▸ **Given task**:
Copy each line below that contains "урока".

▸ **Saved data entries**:
+ + + + + + +

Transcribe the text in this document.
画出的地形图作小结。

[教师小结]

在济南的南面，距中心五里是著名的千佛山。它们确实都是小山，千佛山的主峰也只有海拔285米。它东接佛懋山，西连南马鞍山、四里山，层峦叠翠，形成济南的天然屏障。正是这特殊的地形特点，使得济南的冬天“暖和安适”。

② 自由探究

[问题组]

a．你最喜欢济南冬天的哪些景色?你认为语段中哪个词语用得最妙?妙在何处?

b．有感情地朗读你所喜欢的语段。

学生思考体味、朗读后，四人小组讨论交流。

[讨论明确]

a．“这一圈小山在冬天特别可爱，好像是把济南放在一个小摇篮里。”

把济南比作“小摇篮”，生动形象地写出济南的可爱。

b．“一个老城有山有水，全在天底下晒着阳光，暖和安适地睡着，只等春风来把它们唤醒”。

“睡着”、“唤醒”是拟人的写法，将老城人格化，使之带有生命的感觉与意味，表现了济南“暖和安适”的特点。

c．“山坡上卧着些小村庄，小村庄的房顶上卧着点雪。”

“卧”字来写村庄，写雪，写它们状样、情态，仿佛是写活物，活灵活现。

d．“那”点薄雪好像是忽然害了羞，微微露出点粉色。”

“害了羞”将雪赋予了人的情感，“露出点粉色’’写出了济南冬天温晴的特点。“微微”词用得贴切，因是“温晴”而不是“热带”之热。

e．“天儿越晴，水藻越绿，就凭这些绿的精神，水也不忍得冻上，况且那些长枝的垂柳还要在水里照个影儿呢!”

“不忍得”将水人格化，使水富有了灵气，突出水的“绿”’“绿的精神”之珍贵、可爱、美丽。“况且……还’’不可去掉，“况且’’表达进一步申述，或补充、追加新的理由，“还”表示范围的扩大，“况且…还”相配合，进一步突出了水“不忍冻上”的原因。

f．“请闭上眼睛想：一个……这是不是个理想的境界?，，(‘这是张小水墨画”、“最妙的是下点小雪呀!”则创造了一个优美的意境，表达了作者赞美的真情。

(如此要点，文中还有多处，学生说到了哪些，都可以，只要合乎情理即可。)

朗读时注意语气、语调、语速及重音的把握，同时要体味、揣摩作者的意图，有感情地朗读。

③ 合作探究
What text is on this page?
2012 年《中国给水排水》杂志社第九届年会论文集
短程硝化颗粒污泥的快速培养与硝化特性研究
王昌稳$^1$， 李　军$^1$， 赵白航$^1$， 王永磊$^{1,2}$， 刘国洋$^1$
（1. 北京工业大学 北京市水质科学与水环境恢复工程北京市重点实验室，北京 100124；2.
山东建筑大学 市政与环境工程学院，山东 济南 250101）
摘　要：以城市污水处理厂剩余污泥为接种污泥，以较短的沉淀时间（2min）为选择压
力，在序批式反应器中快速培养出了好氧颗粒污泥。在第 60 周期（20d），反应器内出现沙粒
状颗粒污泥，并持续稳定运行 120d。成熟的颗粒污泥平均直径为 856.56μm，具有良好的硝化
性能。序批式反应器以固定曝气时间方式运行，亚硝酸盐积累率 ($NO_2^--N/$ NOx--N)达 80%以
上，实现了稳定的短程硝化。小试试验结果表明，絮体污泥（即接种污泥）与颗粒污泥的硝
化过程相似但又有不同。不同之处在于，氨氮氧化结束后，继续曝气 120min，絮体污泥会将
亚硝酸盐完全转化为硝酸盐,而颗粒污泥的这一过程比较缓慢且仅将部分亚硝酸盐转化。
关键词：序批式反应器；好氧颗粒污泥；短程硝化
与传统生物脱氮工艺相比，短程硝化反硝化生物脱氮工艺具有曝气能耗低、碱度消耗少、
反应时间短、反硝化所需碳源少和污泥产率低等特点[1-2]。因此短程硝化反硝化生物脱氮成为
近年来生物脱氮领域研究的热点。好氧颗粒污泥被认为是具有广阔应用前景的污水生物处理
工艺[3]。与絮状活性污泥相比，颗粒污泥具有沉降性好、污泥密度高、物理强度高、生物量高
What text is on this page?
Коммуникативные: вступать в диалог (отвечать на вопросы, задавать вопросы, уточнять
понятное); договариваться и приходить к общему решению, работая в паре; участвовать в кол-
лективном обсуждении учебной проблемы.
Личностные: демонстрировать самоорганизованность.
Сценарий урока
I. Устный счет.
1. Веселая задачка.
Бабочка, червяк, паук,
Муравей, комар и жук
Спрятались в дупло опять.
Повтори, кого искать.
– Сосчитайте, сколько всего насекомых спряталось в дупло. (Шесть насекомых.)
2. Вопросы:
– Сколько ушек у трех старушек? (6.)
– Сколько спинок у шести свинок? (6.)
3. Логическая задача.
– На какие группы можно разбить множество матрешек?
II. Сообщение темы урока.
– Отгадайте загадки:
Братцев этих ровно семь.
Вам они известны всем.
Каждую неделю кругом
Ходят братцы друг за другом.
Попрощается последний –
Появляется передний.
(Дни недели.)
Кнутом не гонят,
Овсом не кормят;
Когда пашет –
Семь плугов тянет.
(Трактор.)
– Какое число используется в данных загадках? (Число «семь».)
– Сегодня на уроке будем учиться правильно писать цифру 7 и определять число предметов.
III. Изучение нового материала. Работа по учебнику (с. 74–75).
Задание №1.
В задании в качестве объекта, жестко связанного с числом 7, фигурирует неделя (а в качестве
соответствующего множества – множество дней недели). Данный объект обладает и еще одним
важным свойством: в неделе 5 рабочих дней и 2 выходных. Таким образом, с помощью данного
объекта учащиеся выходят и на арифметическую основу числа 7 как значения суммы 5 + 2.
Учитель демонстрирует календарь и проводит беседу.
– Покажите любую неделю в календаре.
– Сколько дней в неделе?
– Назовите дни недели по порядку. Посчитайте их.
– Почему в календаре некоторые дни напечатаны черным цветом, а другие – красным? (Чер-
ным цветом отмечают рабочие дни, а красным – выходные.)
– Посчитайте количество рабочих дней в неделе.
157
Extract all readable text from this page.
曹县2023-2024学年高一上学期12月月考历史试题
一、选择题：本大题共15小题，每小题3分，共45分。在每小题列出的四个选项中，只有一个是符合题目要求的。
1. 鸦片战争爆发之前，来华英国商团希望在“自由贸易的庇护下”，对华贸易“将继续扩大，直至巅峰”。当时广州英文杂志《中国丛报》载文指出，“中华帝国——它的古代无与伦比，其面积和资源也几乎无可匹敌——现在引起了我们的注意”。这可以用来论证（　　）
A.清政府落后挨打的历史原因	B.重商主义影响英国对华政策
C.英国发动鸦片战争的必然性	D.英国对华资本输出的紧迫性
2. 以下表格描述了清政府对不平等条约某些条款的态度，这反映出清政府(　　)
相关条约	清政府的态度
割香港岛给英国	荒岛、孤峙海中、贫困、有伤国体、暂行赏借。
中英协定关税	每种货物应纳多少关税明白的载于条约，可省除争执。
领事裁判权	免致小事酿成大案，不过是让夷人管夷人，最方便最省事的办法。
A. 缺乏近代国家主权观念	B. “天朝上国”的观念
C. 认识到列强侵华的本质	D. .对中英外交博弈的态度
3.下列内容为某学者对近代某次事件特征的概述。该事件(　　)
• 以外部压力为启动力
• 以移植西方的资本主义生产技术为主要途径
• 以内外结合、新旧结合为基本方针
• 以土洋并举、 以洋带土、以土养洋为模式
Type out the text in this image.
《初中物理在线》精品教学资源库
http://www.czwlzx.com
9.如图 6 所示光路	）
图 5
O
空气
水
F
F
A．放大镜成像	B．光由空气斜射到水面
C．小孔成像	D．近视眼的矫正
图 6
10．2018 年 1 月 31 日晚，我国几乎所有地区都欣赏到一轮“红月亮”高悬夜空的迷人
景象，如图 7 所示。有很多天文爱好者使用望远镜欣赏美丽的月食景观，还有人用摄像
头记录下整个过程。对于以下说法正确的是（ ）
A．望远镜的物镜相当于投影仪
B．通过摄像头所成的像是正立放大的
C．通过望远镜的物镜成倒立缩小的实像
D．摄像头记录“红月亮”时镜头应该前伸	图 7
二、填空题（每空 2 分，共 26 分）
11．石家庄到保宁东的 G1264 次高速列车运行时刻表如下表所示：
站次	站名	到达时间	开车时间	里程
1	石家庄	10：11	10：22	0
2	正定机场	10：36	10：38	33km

+ + + + + + +

▸ **Written response**:
Сценарий урока
II. Сообщение темы урока.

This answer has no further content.